Rewrite the material from the line with "annotate this image: element" to the line with "bar-series-1-2025年 (1004, 35, 1059, 299)" as a two-column CSV with the header instruction,response. Put the instruction text and its reply in one row, each in a single quoted field with line breaks turned into spaces, and leave out the pictures.

### Records to process
__________

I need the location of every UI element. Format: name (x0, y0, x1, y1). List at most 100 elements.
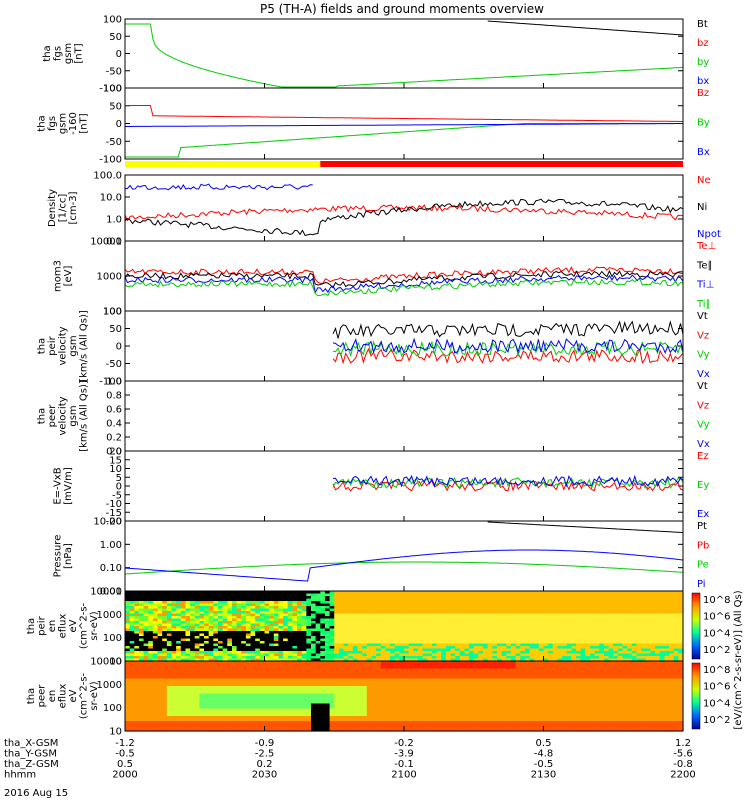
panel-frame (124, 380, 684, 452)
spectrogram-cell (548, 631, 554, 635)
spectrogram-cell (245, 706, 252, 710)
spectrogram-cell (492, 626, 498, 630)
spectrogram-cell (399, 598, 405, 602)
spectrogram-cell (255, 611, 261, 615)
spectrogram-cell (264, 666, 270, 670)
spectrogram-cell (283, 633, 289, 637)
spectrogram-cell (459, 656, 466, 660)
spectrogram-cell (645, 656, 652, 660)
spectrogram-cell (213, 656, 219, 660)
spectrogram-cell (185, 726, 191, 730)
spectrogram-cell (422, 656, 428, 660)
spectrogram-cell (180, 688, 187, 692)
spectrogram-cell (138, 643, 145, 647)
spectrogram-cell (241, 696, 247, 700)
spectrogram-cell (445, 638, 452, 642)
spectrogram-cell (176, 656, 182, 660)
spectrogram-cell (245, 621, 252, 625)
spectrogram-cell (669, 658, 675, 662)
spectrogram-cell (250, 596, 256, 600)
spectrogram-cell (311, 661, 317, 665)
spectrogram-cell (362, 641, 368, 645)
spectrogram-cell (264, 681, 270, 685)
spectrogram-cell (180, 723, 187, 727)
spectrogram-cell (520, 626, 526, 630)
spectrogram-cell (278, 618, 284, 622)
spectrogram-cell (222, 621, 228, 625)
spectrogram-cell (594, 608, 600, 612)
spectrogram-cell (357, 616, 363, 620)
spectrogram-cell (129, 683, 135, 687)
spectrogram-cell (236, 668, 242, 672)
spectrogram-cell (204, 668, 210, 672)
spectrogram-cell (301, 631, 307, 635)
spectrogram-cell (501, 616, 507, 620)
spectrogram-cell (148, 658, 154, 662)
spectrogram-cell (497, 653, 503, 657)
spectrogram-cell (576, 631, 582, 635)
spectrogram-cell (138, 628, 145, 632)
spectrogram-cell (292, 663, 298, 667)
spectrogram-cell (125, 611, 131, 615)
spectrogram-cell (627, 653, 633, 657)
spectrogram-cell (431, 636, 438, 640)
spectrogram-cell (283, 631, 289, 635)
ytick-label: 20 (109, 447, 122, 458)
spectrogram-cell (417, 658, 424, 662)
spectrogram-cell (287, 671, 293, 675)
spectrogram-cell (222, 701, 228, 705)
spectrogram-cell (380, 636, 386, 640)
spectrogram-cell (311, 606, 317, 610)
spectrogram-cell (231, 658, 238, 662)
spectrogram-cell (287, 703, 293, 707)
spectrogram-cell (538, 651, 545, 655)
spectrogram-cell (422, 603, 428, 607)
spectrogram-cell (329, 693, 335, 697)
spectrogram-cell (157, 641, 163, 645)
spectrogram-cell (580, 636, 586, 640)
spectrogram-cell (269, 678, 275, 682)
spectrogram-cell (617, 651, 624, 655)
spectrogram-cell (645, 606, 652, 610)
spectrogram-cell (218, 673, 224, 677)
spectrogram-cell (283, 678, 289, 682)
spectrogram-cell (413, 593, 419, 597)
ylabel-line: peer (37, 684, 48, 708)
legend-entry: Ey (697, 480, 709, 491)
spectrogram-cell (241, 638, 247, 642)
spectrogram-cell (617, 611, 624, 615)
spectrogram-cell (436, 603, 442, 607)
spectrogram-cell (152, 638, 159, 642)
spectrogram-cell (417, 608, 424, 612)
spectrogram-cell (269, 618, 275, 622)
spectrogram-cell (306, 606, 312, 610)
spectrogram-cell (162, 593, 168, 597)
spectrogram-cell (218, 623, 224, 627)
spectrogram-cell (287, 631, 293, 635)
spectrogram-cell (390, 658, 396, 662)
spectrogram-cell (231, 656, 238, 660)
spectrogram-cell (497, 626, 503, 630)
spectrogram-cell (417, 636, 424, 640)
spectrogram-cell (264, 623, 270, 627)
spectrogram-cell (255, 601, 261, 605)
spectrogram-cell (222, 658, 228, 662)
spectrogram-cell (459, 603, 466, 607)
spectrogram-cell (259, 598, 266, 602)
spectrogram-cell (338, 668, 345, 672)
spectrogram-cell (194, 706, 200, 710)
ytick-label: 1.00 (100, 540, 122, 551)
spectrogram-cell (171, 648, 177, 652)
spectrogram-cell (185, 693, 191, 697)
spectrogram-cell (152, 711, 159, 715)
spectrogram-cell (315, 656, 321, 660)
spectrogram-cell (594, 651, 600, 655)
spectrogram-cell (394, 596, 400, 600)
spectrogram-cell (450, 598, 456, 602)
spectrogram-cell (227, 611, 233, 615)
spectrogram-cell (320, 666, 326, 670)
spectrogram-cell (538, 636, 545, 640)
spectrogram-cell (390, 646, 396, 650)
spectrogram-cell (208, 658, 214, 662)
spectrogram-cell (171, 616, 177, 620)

__________

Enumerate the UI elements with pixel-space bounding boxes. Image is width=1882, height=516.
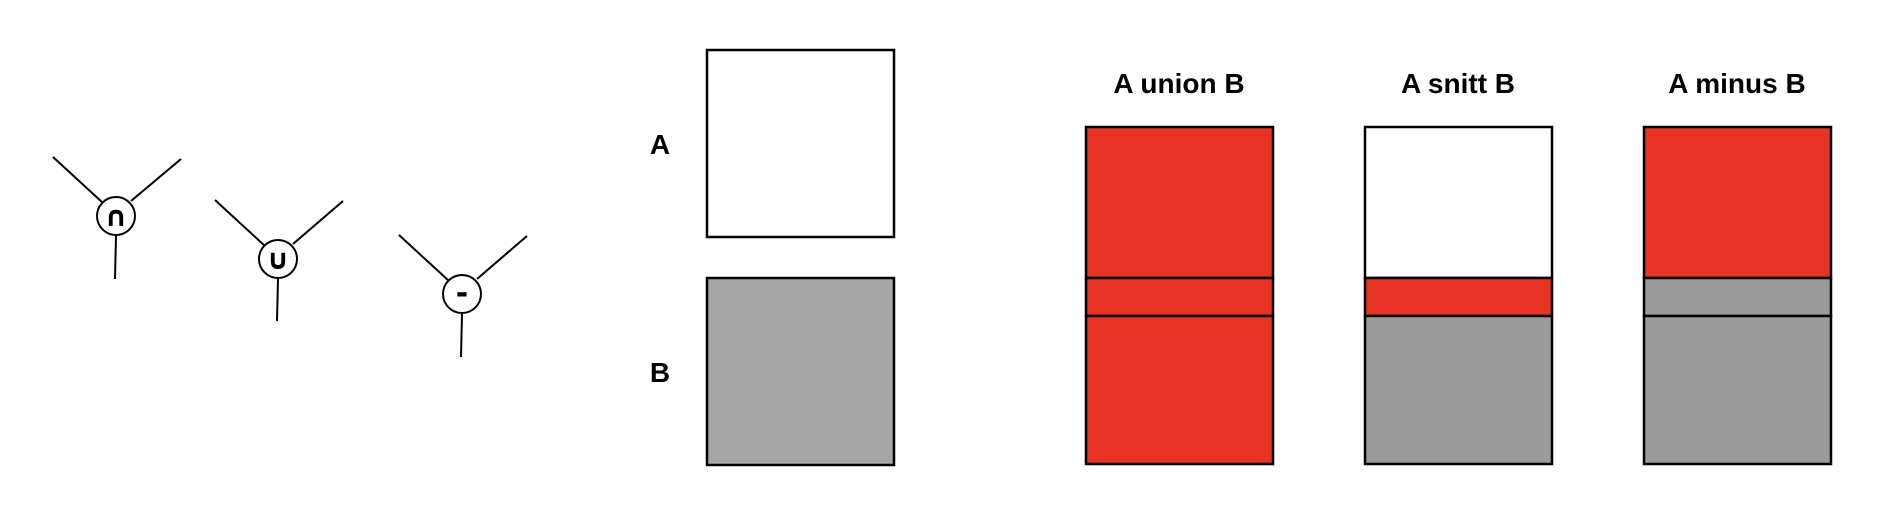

__________

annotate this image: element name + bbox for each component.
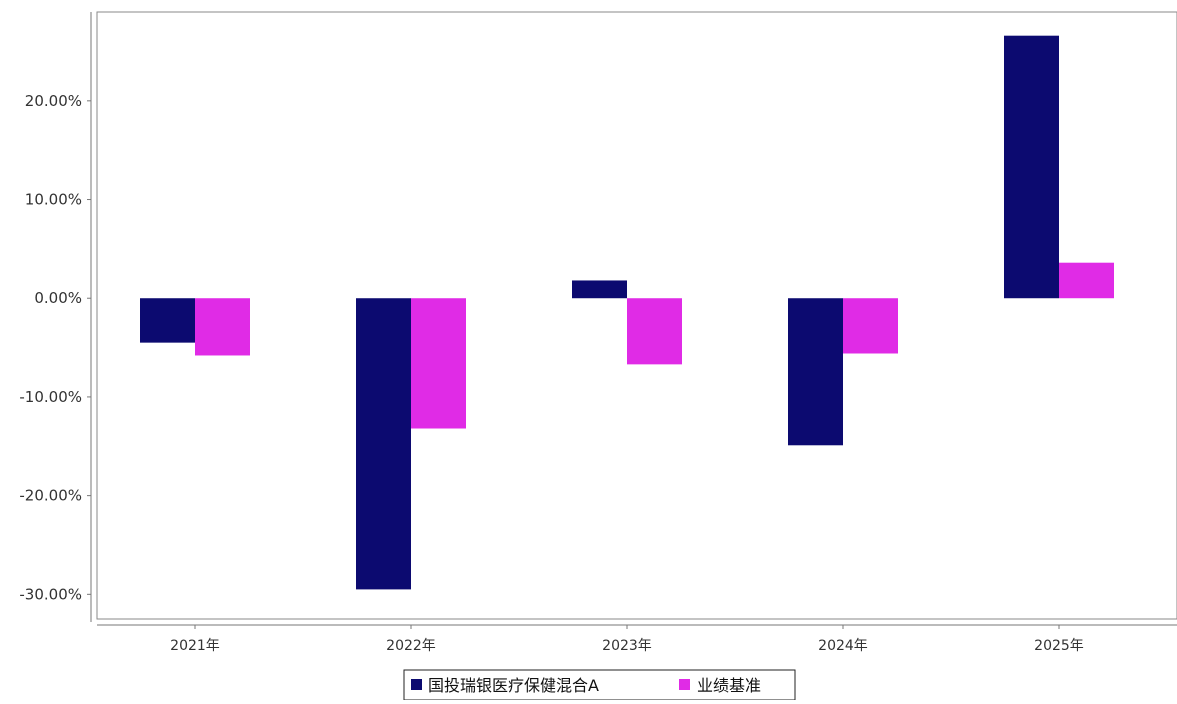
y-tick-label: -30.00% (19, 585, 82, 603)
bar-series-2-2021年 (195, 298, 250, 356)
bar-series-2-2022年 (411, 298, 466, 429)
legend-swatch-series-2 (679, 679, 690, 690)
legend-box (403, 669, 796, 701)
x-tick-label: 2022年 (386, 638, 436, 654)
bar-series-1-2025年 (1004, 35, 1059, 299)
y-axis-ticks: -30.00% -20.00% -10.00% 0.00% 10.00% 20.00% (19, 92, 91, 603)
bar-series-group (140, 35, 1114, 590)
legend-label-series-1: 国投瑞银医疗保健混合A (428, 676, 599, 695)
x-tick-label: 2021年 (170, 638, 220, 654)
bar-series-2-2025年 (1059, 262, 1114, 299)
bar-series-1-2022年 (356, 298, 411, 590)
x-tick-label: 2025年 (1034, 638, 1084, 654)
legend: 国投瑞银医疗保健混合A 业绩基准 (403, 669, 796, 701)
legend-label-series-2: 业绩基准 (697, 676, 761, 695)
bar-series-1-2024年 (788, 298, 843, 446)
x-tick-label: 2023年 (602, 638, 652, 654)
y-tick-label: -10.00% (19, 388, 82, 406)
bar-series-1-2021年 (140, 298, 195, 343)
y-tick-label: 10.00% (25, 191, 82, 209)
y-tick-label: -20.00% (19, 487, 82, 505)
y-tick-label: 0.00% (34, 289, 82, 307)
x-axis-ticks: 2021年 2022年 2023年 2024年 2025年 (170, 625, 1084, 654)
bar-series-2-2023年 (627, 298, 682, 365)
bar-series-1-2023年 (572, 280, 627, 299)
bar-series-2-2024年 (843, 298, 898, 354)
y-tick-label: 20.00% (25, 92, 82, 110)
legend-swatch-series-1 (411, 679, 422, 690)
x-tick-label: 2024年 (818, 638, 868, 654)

__________

### Task output
instruction,response
"annotate this image: element name + bbox for each component.","y-tick-label: -30.00% (19, 585, 82, 603) bar-series-2-2021年 (195, 298, 250, 356) bar-series-2-2022年 (411, 298, 466, 429) legend-swatch-series-2 (679, 679, 690, 690) legend-box (403, 669, 796, 701) x-tick-label: 2022年 (386, 638, 436, 654) bar-series-1-2025年 (1004, 35, 1059, 299)"